**WHAT THE TASK ASKS**
Look through the data below. Pick out the lines holding the string "Usando".

(Collection entries)
<<<<

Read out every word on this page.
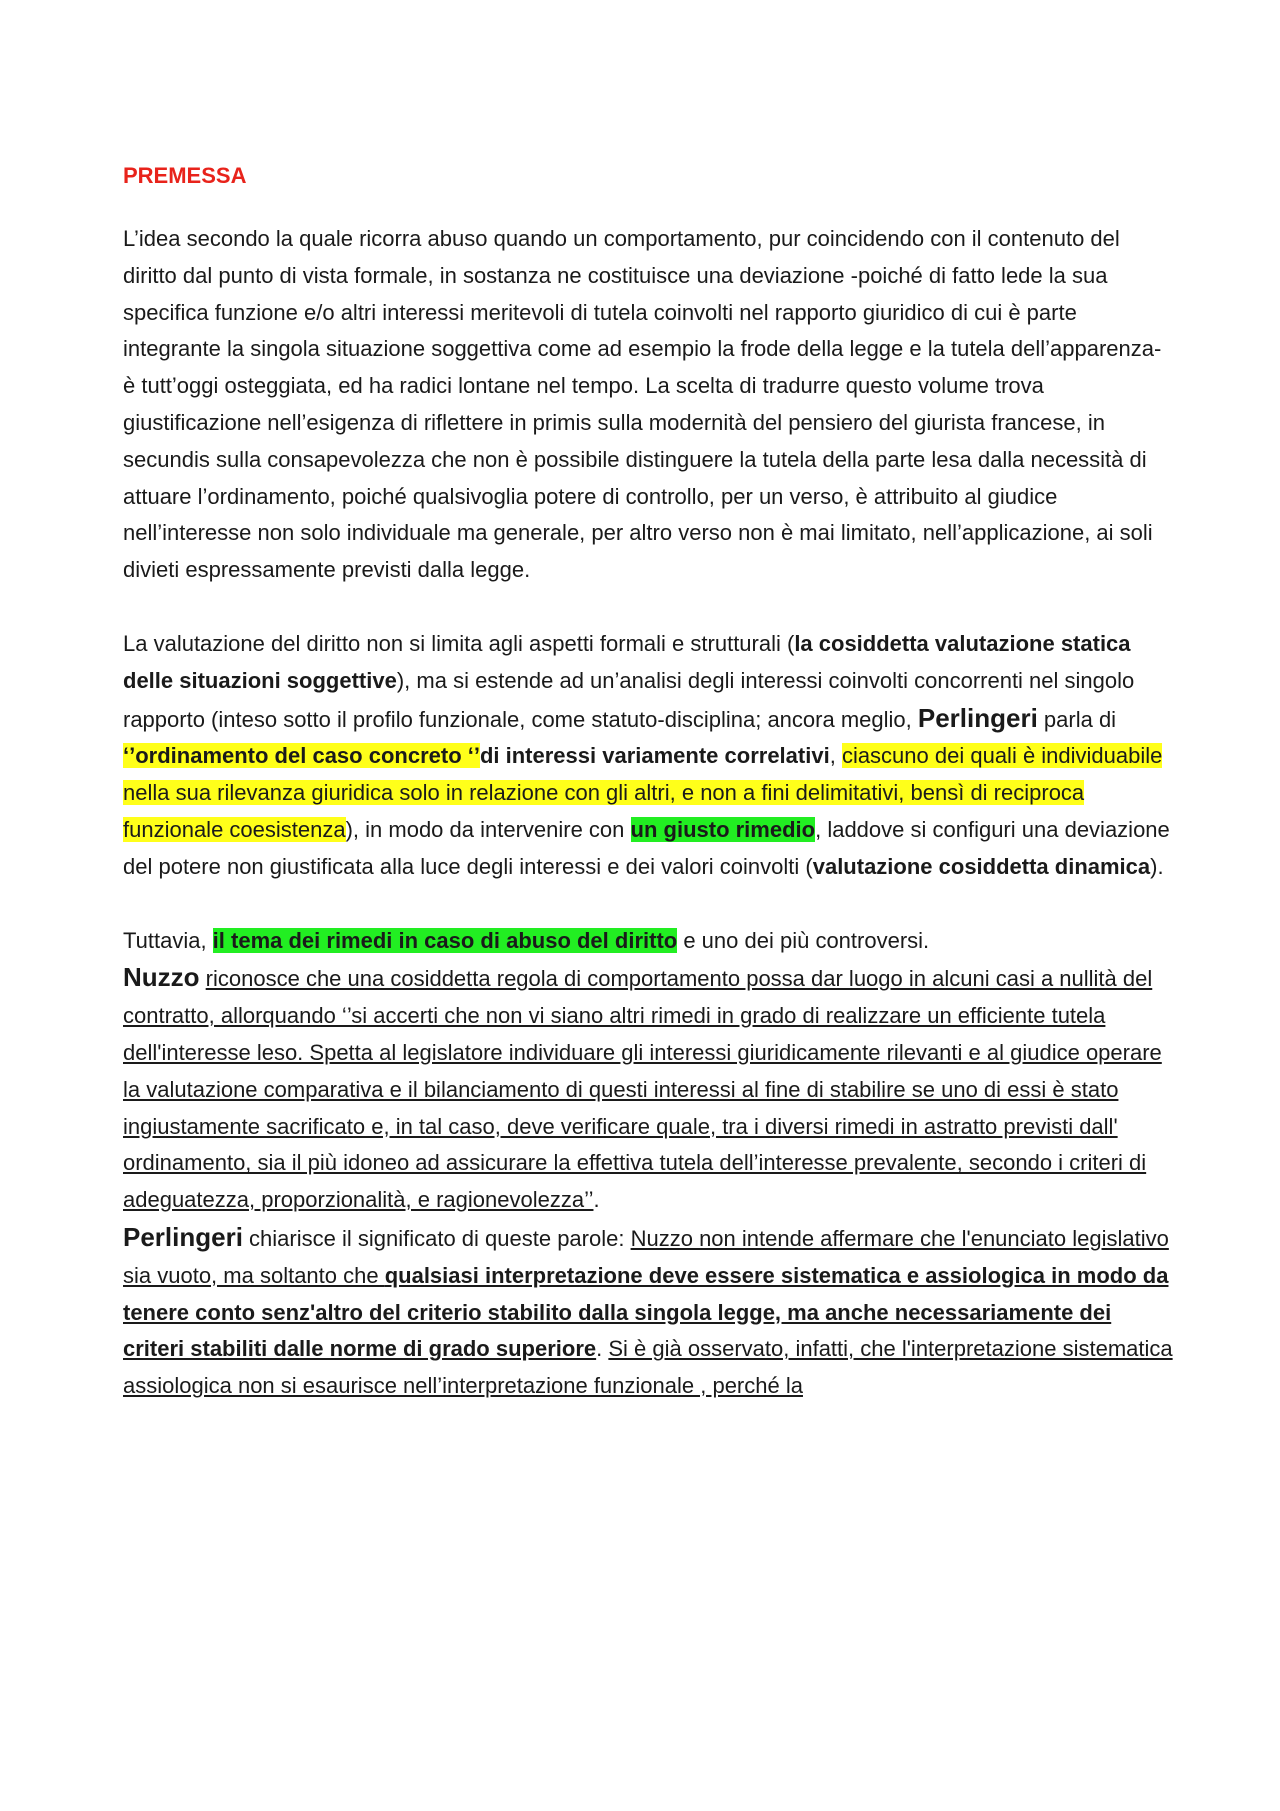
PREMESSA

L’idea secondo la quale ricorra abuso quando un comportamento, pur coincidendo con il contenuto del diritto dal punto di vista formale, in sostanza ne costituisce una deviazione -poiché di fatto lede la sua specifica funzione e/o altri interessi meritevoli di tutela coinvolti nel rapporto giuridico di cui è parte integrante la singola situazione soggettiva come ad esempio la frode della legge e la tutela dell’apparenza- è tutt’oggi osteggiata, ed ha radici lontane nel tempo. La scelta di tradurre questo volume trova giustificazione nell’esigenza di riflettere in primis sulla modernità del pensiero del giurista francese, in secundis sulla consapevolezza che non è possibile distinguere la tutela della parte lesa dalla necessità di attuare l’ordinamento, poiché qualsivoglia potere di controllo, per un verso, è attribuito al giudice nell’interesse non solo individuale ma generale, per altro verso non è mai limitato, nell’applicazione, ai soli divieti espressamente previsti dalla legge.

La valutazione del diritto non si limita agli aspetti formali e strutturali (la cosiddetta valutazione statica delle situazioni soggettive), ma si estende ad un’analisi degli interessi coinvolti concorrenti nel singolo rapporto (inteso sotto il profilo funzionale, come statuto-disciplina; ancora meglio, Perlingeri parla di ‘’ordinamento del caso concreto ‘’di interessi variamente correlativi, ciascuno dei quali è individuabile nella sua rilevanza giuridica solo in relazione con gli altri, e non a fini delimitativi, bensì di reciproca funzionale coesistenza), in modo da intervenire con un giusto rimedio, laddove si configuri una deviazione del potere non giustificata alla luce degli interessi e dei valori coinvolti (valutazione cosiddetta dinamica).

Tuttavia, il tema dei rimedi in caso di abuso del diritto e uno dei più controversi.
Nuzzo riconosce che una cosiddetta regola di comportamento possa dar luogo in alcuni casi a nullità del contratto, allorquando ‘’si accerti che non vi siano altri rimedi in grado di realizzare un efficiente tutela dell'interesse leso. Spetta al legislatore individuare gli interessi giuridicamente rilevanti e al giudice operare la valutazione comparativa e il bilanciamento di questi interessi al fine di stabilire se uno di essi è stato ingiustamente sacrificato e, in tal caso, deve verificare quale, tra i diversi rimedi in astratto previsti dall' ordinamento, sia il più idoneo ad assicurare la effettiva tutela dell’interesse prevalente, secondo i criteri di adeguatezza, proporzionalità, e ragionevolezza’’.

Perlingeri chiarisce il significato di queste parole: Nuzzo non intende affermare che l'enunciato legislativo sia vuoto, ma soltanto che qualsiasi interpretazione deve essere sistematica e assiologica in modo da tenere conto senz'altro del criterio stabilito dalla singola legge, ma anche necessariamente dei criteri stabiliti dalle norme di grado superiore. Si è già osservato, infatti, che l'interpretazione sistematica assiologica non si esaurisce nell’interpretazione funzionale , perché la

>>>>
<<<<

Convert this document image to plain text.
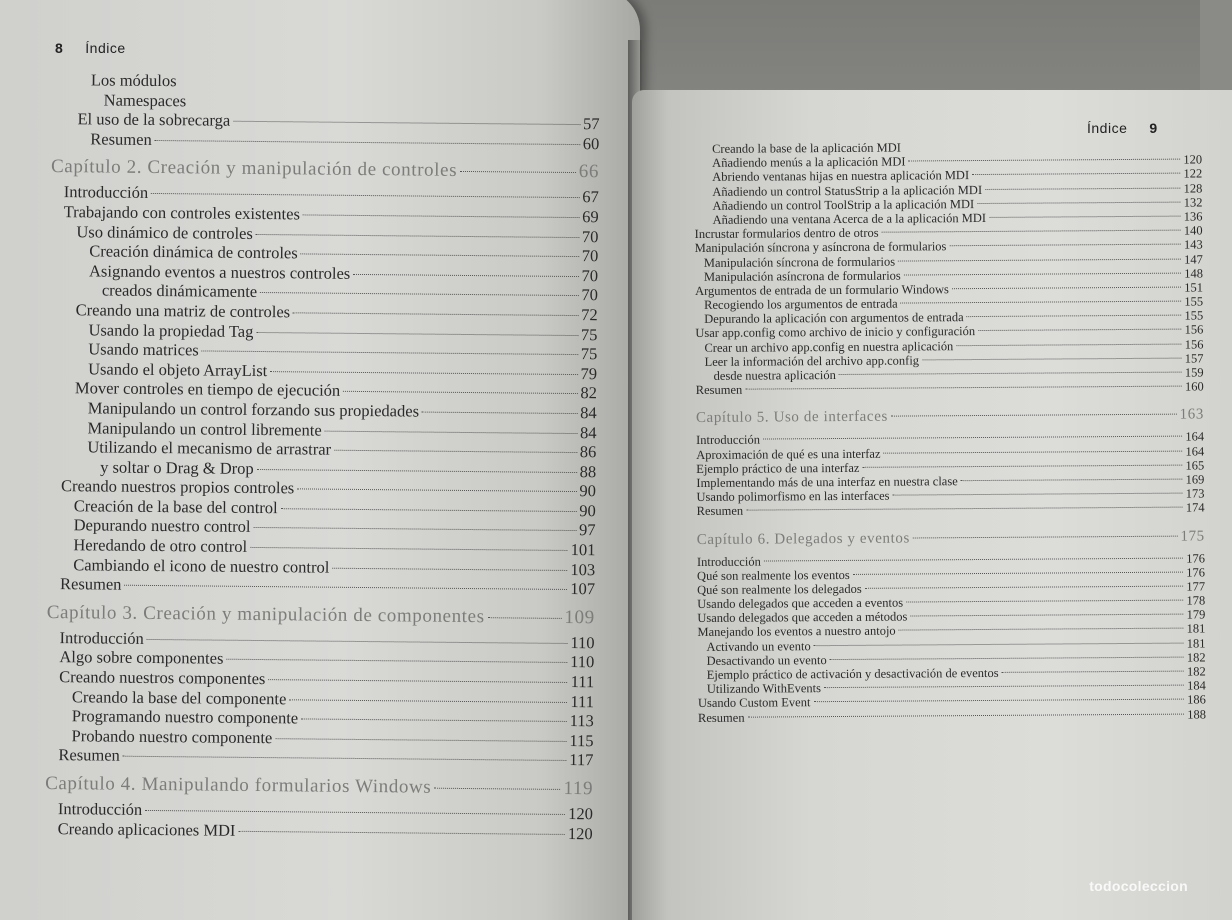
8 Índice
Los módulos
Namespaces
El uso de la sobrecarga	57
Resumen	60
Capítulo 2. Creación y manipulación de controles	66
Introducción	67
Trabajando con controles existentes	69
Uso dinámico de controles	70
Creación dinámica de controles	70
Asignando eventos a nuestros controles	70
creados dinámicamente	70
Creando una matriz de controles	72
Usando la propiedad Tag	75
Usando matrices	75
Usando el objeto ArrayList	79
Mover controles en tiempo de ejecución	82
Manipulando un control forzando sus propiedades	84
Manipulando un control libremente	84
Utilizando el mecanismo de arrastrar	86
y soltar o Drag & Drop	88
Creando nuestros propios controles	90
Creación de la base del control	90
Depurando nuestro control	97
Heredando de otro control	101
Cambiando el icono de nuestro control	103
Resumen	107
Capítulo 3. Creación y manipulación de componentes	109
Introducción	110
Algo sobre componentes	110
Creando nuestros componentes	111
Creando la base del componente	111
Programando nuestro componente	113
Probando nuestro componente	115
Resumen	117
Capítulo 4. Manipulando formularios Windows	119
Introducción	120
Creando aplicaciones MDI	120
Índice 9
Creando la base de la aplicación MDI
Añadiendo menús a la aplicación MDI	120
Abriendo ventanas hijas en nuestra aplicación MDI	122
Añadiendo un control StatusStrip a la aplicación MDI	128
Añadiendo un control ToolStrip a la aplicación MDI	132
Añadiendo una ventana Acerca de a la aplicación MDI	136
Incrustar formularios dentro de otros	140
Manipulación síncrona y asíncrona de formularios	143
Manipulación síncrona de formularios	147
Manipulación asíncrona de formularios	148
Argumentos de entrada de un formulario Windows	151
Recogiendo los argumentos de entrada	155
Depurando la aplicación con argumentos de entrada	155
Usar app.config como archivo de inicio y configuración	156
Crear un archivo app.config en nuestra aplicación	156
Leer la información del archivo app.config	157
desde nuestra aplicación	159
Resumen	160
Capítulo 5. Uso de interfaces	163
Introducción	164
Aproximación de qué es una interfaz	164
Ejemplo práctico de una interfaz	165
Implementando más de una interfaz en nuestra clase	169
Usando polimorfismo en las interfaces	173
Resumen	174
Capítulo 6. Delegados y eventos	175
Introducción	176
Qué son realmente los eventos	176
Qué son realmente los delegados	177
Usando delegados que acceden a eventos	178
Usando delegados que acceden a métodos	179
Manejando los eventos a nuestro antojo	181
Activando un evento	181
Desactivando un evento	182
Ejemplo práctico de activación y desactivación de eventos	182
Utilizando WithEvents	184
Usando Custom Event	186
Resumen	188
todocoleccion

>>>>

**IN RESPONSE**
Usando la propiedad Tag	75
Usando matrices	75
Usando el objeto ArrayList	79
Usando polimorfismo en las interfaces	173
Usando delegados que acceden a eventos	178
Usando delegados que acceden a métodos	179
Usando Custom Event	186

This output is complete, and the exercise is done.